ALBANY — You might think it’s a part of a chain, but it’s not. Napoli Don is polished in concept, service and design, but that’s due to hard work and good preparation, not because it’s part of some carefully cultivated corporate plan. Good for them.
The locally owned restaurant that occupies the space in the Howard Johnson hotel on Central Avenue is bright and fresh-looking, with a wall of high windows across the front dressed with diaphanous sheers in contrast to heavy wood trim.
Napoli Don
WHERE: 1614 Central Ave., Albany, 389-6390, www.napolidon.com
WHEN: 4 p.m. to 10 p.m. Monday to Thursday, 4 p.m. to 11 p.m. Friday, 12 p.m. to 11 p.m. Saturday, 12 p.m. to 9 p.m. Sunday
HOW MUCH: $77 for food, before tax and tip
MORE INFO: Children’s menu. Credit cards: Master Card, Visa, American Express, Discover. Wheelchair accessible. Parking lot.
The dining room is bisected by a set of stairs, one side with a view of Central Avenue, the other separated from the kitchen by an illuminated low wall topped with candelabra that let you know that they don’t take themselves too seriously. There’s ample room between tables and the sturdy wood chairs are padded to keep you comfortable throughout your meal. I liked the wood floors, handsome coffered ceiling and white tablecloths under glass.
Virginia and I were shown a table by the window while Frank Sinatra sang. Our server was ready to help us the minute we sat down and attended us effortlessly throughout the meal. “We trained for a month,” she told us, evidence of good planning.
Napoli Don touts its casual Italian food and wood-fired pizza. I have to disagree with them about casual; it’s anything but, and though it may be casually prepared, it’s sophisticated and their well-thought out dishes are expertly executed.
Comprehensive choices
The menu is comprehensive without spreading the kitchen too thin. Five classic preparations of chicken and three of veal traverse the map of Italy: Caprese, Sorrento, Parma. Pasta dishes range in price from $16 for wood-fired cheese ravioli or pasta with meatballs or sausage, to $30 for seafood pescatore, made with a whole lobster tail, among other fruits of the sea.
For those who like steak, they have a 14-ounce Angus strip and an 8-ounce filet prepared several ways ($24 to $30, including potato and vegetable or pasta). Wood-fired pizzas ($10 to $17) are thin-crust and cooked directly on the floor of the oven.

Visual layout annotation data
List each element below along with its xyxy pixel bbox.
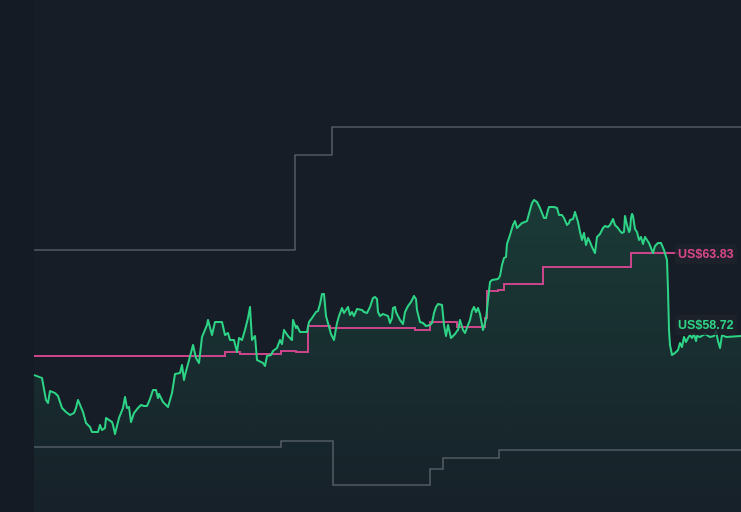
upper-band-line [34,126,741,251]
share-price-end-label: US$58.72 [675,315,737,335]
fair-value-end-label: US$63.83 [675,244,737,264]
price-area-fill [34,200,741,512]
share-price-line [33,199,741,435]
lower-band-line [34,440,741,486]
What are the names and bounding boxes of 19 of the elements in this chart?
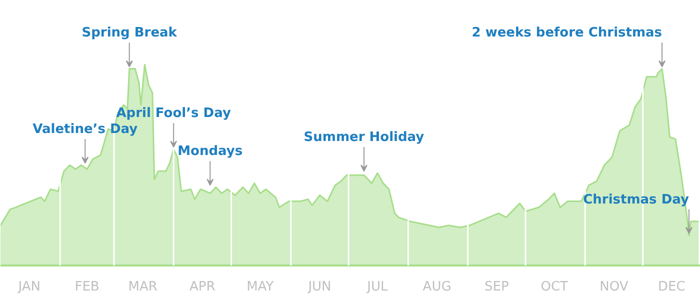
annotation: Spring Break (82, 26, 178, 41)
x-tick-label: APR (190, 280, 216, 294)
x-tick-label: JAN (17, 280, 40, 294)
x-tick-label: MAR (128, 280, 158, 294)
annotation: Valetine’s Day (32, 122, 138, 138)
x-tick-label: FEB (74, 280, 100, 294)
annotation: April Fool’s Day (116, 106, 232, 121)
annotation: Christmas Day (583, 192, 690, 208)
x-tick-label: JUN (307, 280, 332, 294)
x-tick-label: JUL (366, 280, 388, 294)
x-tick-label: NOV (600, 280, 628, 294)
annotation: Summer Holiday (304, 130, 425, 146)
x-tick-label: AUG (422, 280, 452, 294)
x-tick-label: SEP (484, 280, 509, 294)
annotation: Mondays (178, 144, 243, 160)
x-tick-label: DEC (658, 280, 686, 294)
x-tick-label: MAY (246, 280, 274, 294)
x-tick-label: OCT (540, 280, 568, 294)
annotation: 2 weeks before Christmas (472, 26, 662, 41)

= What this exercise asks =
1) Reproduce the passage of the Napoli Don review from "The locally owned" up to and including "heavy wood trim.".
2) Carry on writing the Napoli Don restaurant review, starting after its last sentence.

= Answers by task =
1)
The locally owned restaurant that occupies the space in the Howard Johnson hotel on Central Avenue is bright and fresh-looking, with a wall of high windows across the front dressed with diaphanous sheers in contrast to heavy wood trim.

2)
We started with the beautiful Napoli plate ($12), slices of hard cheese, a variety of olives and roasted red peppers served with cheesy thin slices of the same wonderful freshly baked ciabatta served with seasoned olive oil served before the meal.
Virginia, my Italian food expert from Utica, approved of the bowl of pasta e fagioli ($6), a mildly spicy tomato broth with pieces of tomato and onion, white beans and ditalini pasta.
I liked the garden salad ($4) very much, with impeccable mesclun lettuce, sliced reasonably ripe tomato, whole black olives, thinly sliced red onion topped with a pile of grated mozzarella cheese. It was lovely, as was the slightly sweet balsamic vinaigrette, but the big pile of cheese would have filled me up, and I reluctantly left most behind.
Getting it right
Napoli Don gets it right with the veal scallopini ($23), tender medallions that rendered the hefty steak knife obsolete. “The flavor is so unusual but it’s outstanding,” Virginia said. It comes from long-cooked veal stock, but the lemon white wine butter sauce, sun-dried tomatoes, capers and scallions didn’t hurt any. “I would have that sauce over pasta without any veal. It was fantastic,” she said.
Their shrimp scampi ($22) served over house-made tagliatelle puts others to shame. Five massive shrimp were tossed in a butter, lemon, garlic and wine sauce enriched with grated cheese. Each flavor came through and a few lemon pits assured me they used the real thing. In addition there were fresh vegetables: chopped tomato and onion and scallion and red pepper, all picked up the sauce beautifully. The vegetables were so fresh, the pasta soft and just made, and the sauce rich with cheese and butter. It was outstanding, about the best I’ve had.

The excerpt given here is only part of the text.